- Born: 26 March 1906
- Died: 19 April 1968 (aged 62)
- Allegiance: United Kingdom
- Branch: British Army
- Service years: 1925–1960
- Rank: Major-General
- Service number: 34932
- Unit: Royal Engineers
- Commands: 35th Infantry Brigade Royal Military Academy Sandhurst
- Conflicts: Second World War
- Awards: Companion of the Order of the Bath Distinguished Service Order

= Ronald Urquhart =

British Army general (1906–1968)

Major-General Ronald Walton Urquhart CB DSO (26 March 1906 – 19 April 1968) was a British Army officer who became Commandant of the Royal Military Academy Sandhurst.

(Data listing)
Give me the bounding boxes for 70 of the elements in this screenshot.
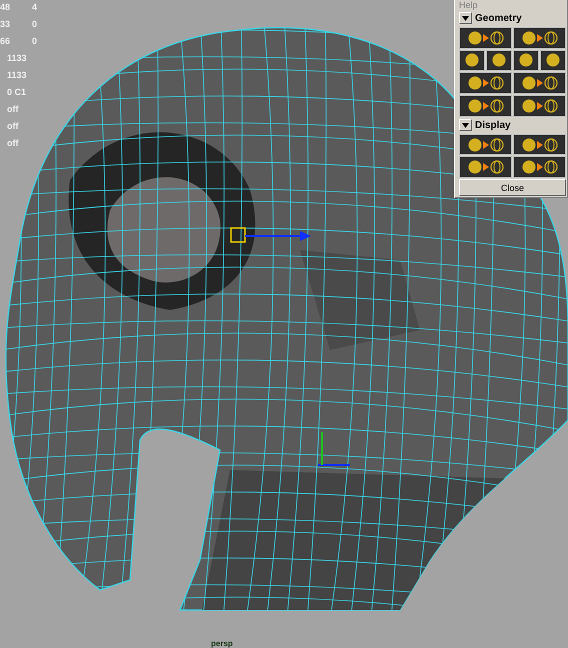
sphere-icon bbox=[522, 138, 536, 152]
tool-button[interactable] bbox=[459, 95, 512, 117]
sphere-icon bbox=[522, 30, 536, 45]
section-title: Geometry bbox=[475, 12, 522, 24]
wire-sphere-icon bbox=[544, 76, 558, 90]
arrow-icon bbox=[482, 79, 488, 88]
sphere-icon bbox=[468, 160, 482, 174]
tool-button[interactable] bbox=[459, 72, 512, 94]
wire-sphere-icon bbox=[490, 160, 504, 174]
hud-value: 1133 bbox=[7, 70, 27, 82]
wire-sphere-icon bbox=[544, 160, 558, 174]
sphere-icon bbox=[468, 138, 482, 152]
sphere-icon bbox=[465, 53, 479, 68]
sphere-icon bbox=[492, 53, 506, 68]
tool-button[interactable] bbox=[513, 26, 566, 49]
camera-label: persp bbox=[211, 639, 233, 648]
wire-sphere-icon bbox=[544, 30, 558, 45]
arrow-icon bbox=[482, 140, 488, 149]
sphere-icon bbox=[468, 98, 482, 113]
tool-button[interactable] bbox=[459, 156, 512, 178]
hud-value: 0 bbox=[32, 36, 38, 48]
sphere-icon bbox=[522, 160, 536, 174]
tool-button[interactable] bbox=[459, 134, 512, 156]
hud-value: 66 bbox=[0, 36, 12, 48]
arrow-icon bbox=[536, 163, 542, 172]
section-title: Display bbox=[475, 120, 511, 131]
tool-button[interactable] bbox=[459, 26, 512, 49]
hud-value: off bbox=[7, 138, 18, 150]
wire-sphere-icon bbox=[490, 76, 504, 90]
wire-sphere-icon bbox=[490, 98, 504, 113]
sphere-icon bbox=[519, 53, 533, 68]
sphere-icon bbox=[468, 76, 482, 90]
wire-sphere-icon bbox=[544, 98, 558, 113]
arrow-icon bbox=[536, 34, 542, 42]
sphere-icon bbox=[522, 76, 536, 90]
wire-sphere-icon bbox=[490, 30, 504, 45]
wire-sphere-icon bbox=[490, 138, 504, 152]
sphere-icon bbox=[468, 30, 482, 45]
hud-value: off bbox=[7, 121, 18, 133]
hud-value: off bbox=[7, 104, 18, 116]
arrow-icon bbox=[536, 79, 542, 88]
move-manipulator-drawing[interactable] bbox=[230, 227, 311, 243]
arrow-icon bbox=[482, 34, 488, 42]
triangle-down-icon bbox=[462, 16, 469, 21]
hud-value: 4 bbox=[32, 2, 38, 14]
tool-button[interactable] bbox=[513, 156, 566, 178]
tool-button[interactable] bbox=[513, 72, 566, 94]
tool-button[interactable] bbox=[513, 95, 566, 117]
arrow-icon bbox=[536, 140, 542, 149]
collapse-toggle[interactable] bbox=[459, 12, 472, 24]
tool-button[interactable] bbox=[486, 50, 512, 72]
arrow-icon bbox=[536, 102, 542, 110]
tool-button[interactable] bbox=[513, 134, 566, 156]
sphere-icon bbox=[522, 98, 536, 113]
tool-button[interactable] bbox=[540, 50, 566, 72]
sphere-icon bbox=[546, 53, 560, 68]
arrow-icon bbox=[482, 102, 488, 110]
hud-value: 0 C1 bbox=[7, 87, 26, 99]
arrow-icon bbox=[482, 163, 488, 172]
tool-button[interactable] bbox=[513, 50, 539, 72]
tool-button[interactable] bbox=[459, 50, 485, 72]
wire-sphere-icon bbox=[544, 138, 558, 152]
hud-value: 0 bbox=[32, 19, 38, 31]
close-button[interactable]: Close bbox=[459, 179, 566, 196]
triangle-down-icon bbox=[462, 122, 469, 128]
axis-gizmo-drawing bbox=[318, 432, 350, 466]
hud-value: 48 bbox=[0, 2, 12, 14]
hud-value: 1133 bbox=[7, 53, 27, 65]
hud-value: 33 bbox=[0, 19, 12, 31]
collapse-toggle[interactable] bbox=[459, 119, 472, 132]
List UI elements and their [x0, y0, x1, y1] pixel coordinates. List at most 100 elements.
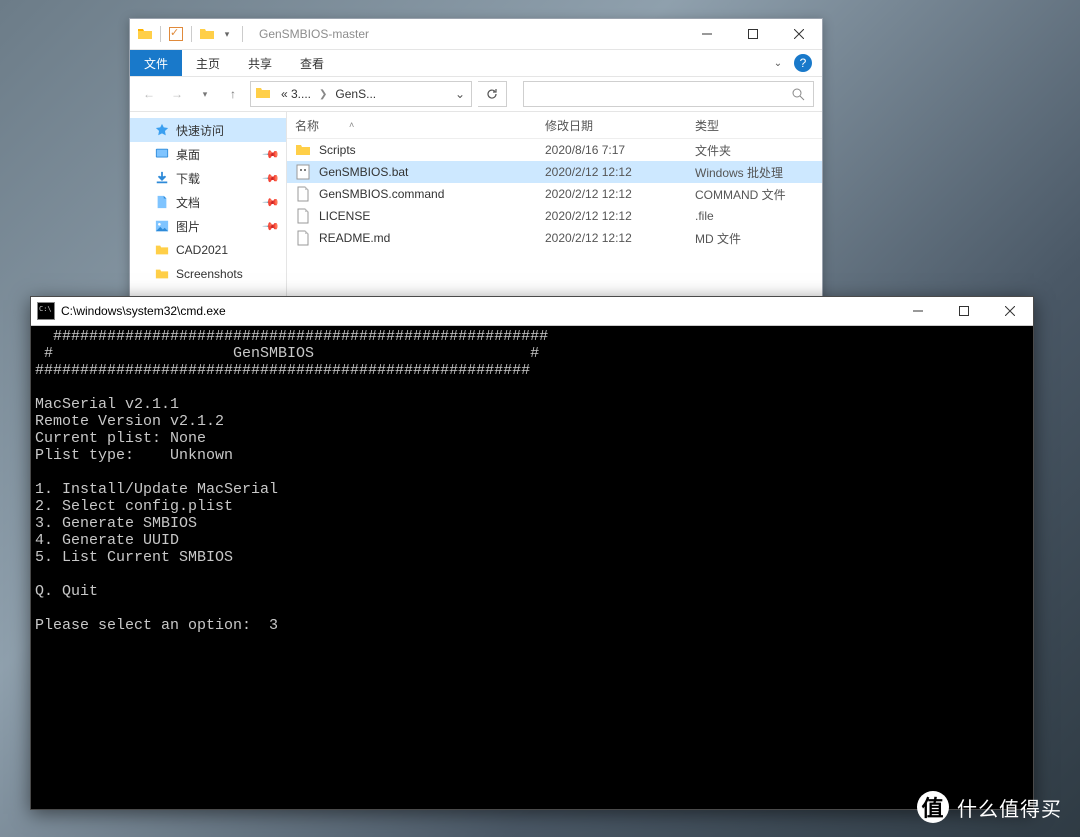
- file-name: GenSMBIOS.command: [319, 187, 444, 201]
- nav-item-label: Screenshots: [176, 267, 243, 281]
- file-type: .file: [695, 209, 822, 223]
- file-name: GenSMBIOS.bat: [319, 165, 408, 179]
- column-header-date[interactable]: 修改日期: [545, 117, 695, 134]
- nav-item-doc[interactable]: 文档 📌: [130, 190, 286, 214]
- file-icon: [295, 230, 311, 246]
- file-row[interactable]: LICENSE 2020/2/12 12:12.file: [287, 205, 822, 227]
- explorer-titlebar: ▾ GenSMBIOS-master: [130, 19, 822, 50]
- forward-button[interactable]: →: [166, 83, 188, 105]
- cmd-titlebar: C:\windows\system32\cmd.exe: [31, 297, 1033, 326]
- address-bar[interactable]: « 3.... ❯ GenS... ⌄: [250, 81, 472, 107]
- maximize-button[interactable]: [730, 19, 776, 49]
- pin-icon: 📌: [262, 217, 281, 236]
- doc-icon: [154, 194, 170, 210]
- nav-item-label: CAD2021: [176, 243, 228, 257]
- pin-icon: 📌: [262, 169, 281, 188]
- ribbon: 文件 主页 共享 查看 ⌄ ?: [130, 50, 822, 77]
- cmd-icon: [37, 302, 55, 320]
- close-button[interactable]: [987, 297, 1033, 325]
- back-button[interactable]: ←: [138, 83, 160, 105]
- nav-item-label: 快速访问: [176, 122, 224, 139]
- file-type: COMMAND 文件: [695, 186, 822, 203]
- window-title: GenSMBIOS-master: [259, 27, 369, 41]
- column-header-type[interactable]: 类型: [695, 117, 822, 134]
- folder-icon: [136, 25, 154, 43]
- separator: [160, 26, 161, 42]
- file-name: README.md: [319, 231, 390, 245]
- separator: [191, 26, 192, 42]
- tab-view[interactable]: 查看: [286, 50, 338, 76]
- file-row[interactable]: GenSMBIOS.bat 2020/2/12 12:12Windows 批处理: [287, 161, 822, 183]
- help-icon[interactable]: ?: [794, 54, 812, 72]
- fold-icon: [154, 266, 170, 282]
- file-icon: [295, 142, 311, 158]
- search-icon: [792, 88, 805, 101]
- nav-item-dl[interactable]: 下载 📌: [130, 166, 286, 190]
- folder-icon[interactable]: [198, 25, 216, 43]
- checkbox-icon[interactable]: [167, 25, 185, 43]
- address-bar-row: ← → ▾ ↑ « 3.... ❯ GenS... ⌄: [130, 77, 822, 112]
- column-headers: 名称 ˄ 修改日期 类型: [287, 112, 822, 139]
- breadcrumb-segment[interactable]: GenS...: [329, 87, 382, 101]
- file-date: 2020/2/12 12:12: [545, 187, 695, 201]
- nav-item-pic[interactable]: 图片📌: [130, 214, 286, 238]
- minimize-button[interactable]: [684, 19, 730, 49]
- nav-item-label: 下载: [176, 170, 200, 187]
- watermark: 值 什么值得买: [917, 791, 1062, 823]
- ribbon-collapse-icon[interactable]: ⌄: [766, 58, 790, 69]
- pic-icon: [154, 218, 170, 234]
- recent-locations-button[interactable]: ▾: [194, 83, 216, 105]
- file-icon: [295, 186, 311, 202]
- file-date: 2020/2/12 12:12: [545, 231, 695, 245]
- file-type: Windows 批处理: [695, 164, 822, 181]
- file-icon: [295, 208, 311, 224]
- nav-item-fold[interactable]: Screenshots: [130, 262, 286, 286]
- nav-item-fold[interactable]: CAD2021: [130, 238, 286, 262]
- file-type: 文件夹: [695, 142, 822, 159]
- cmd-output[interactable]: ########################################…: [31, 326, 1033, 809]
- sort-indicator-icon: ˄: [349, 120, 354, 130]
- nav-item-star[interactable]: 快速访问: [130, 118, 286, 142]
- file-type: MD 文件: [695, 230, 822, 247]
- separator: [242, 26, 243, 42]
- watermark-text: 什么值得买: [957, 793, 1062, 822]
- tab-share[interactable]: 共享: [234, 50, 286, 76]
- tab-home[interactable]: 主页: [182, 50, 234, 76]
- file-date: 2020/2/12 12:12: [545, 165, 695, 179]
- file-row[interactable]: README.md 2020/2/12 12:12MD 文件: [287, 227, 822, 249]
- search-input[interactable]: [523, 81, 814, 107]
- pin-icon: 📌: [262, 145, 281, 164]
- cmd-title-text: C:\windows\system32\cmd.exe: [61, 304, 226, 318]
- file-row[interactable]: GenSMBIOS.command 2020/2/12 12:12COMMAND …: [287, 183, 822, 205]
- nav-item-desk[interactable]: 桌面 📌: [130, 142, 286, 166]
- up-button[interactable]: ↑: [222, 83, 244, 105]
- column-header-name[interactable]: 名称 ˄: [295, 117, 545, 134]
- chevron-right-icon[interactable]: ❯: [317, 89, 329, 100]
- column-label: 名称: [295, 117, 319, 134]
- folder-icon: [255, 85, 271, 104]
- window-controls: [684, 19, 822, 49]
- maximize-button[interactable]: [941, 297, 987, 325]
- pin-icon: 📌: [262, 193, 281, 212]
- chevron-down-icon[interactable]: ⌄: [449, 87, 471, 101]
- file-date: 2020/8/16 7:17: [545, 143, 695, 157]
- star-icon: [154, 122, 170, 138]
- cmd-window: C:\windows\system32\cmd.exe ############…: [30, 296, 1034, 810]
- refresh-button[interactable]: [478, 81, 507, 107]
- dl-icon: [154, 170, 170, 186]
- watermark-logo-icon: 值: [917, 791, 949, 823]
- nav-item-label: 桌面: [176, 146, 200, 163]
- tab-file[interactable]: 文件: [130, 50, 182, 76]
- quick-access-toolbar: ▾: [130, 25, 253, 43]
- file-icon: [295, 164, 311, 180]
- breadcrumb-segment[interactable]: « 3....: [275, 87, 317, 101]
- nav-item-label: 文档: [176, 194, 200, 211]
- file-name: LICENSE: [319, 209, 370, 223]
- file-name: Scripts: [319, 143, 356, 157]
- file-date: 2020/2/12 12:12: [545, 209, 695, 223]
- chevron-down-icon[interactable]: ▾: [218, 25, 236, 43]
- close-button[interactable]: [776, 19, 822, 49]
- fold-icon: [154, 242, 170, 258]
- file-row[interactable]: Scripts 2020/8/16 7:17文件夹: [287, 139, 822, 161]
- minimize-button[interactable]: [895, 297, 941, 325]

_What you need to do_
(A) Please transcribe the Ronald Urquhart profile from "Major-General Ronald Walton" up to and including "Military Academy Sandhurst.".
(B) Summarize the Ronald Urquhart profile in two sentences.

_Solution set_
(A)
Major-General Ronald Walton Urquhart CB DSO (26 March 1906 – 19 April 1968) was a British Army officer who became Commandant of the Royal Military Academy Sandhurst.

(B) Ronald Walton Urquhart (26 March 1906 – 19 April 1968) was a British Army officer who reached the rank of major-general and became Commandant of the Royal Military Academy Sandhurst. He served from 1925 to 1960 in the Royal Engineers, commanded the 35th Infantry Brigade, took part in the Second World War, and received the Companion of the Order of the Bath and the Distinguished Service Order.